* Set task
In your copy, repeat the records exactly and leave out the pictures.

* Data shown

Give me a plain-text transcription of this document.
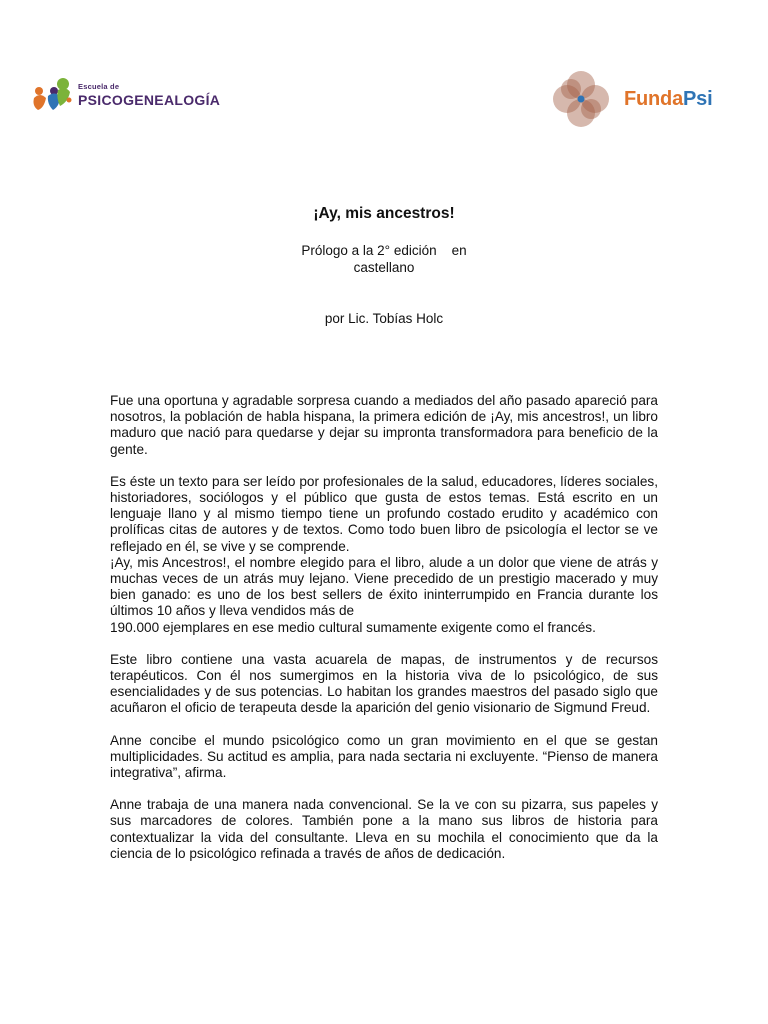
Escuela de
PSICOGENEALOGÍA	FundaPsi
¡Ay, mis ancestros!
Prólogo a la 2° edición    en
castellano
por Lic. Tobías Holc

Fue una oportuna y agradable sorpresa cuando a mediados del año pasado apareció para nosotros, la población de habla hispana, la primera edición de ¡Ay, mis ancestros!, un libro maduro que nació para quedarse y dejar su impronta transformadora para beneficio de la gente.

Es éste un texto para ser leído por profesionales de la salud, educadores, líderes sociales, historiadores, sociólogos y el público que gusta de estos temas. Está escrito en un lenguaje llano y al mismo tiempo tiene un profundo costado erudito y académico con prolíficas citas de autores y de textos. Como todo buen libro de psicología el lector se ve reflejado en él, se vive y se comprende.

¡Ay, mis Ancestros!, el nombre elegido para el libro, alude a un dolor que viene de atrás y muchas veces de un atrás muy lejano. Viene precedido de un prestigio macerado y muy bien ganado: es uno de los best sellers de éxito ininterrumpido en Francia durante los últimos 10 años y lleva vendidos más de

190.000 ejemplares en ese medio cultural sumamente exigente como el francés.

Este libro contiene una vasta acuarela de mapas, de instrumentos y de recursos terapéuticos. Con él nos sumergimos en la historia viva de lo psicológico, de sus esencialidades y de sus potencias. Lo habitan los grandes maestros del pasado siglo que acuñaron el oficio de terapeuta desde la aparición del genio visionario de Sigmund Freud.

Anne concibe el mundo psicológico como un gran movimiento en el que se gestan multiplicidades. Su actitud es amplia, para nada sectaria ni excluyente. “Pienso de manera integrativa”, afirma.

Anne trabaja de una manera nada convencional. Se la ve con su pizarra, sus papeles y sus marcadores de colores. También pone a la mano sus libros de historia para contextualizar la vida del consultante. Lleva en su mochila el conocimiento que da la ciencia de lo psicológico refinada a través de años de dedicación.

* The answer
Give me a plain-text transcription of this document.
Escuela de
PSICOGENEALOGÍA	FundaPsi
¡Ay, mis ancestros!
Prólogo a la 2° edición    en
castellano
por Lic. Tobías Holc

Fue una oportuna y agradable sorpresa cuando a mediados del año pasado apareció para nosotros, la población de habla hispana, la primera edición de ¡Ay, mis ancestros!, un libro maduro que nació para quedarse y dejar su impronta transformadora para beneficio de la gente.

Es éste un texto para ser leído por profesionales de la salud, educadores, líderes sociales, historiadores, sociólogos y el público que gusta de estos temas. Está escrito en un lenguaje llano y al mismo tiempo tiene un profundo costado erudito y académico con prolíficas citas de autores y de textos. Como todo buen libro de psicología el lector se ve reflejado en él, se vive y se comprende.

¡Ay, mis Ancestros!, el nombre elegido para el libro, alude a un dolor que viene de atrás y muchas veces de un atrás muy lejano. Viene precedido de un prestigio macerado y muy bien ganado: es uno de los best sellers de éxito ininterrumpido en Francia durante los últimos 10 años y lleva vendidos más de

190.000 ejemplares en ese medio cultural sumamente exigente como el francés.

Este libro contiene una vasta acuarela de mapas, de instrumentos y de recursos terapéuticos. Con él nos sumergimos en la historia viva de lo psicológico, de sus esencialidades y de sus potencias. Lo habitan los grandes maestros del pasado siglo que acuñaron el oficio de terapeuta desde la aparición del genio visionario de Sigmund Freud.

Anne concibe el mundo psicológico como un gran movimiento en el que se gestan multiplicidades. Su actitud es amplia, para nada sectaria ni excluyente. “Pienso de manera integrativa”, afirma.

Anne trabaja de una manera nada convencional. Se la ve con su pizarra, sus papeles y sus marcadores de colores. También pone a la mano sus libros de historia para contextualizar la vida del consultante. Lleva en su mochila el conocimiento que da la ciencia de lo psicológico refinada a través de años de dedicación.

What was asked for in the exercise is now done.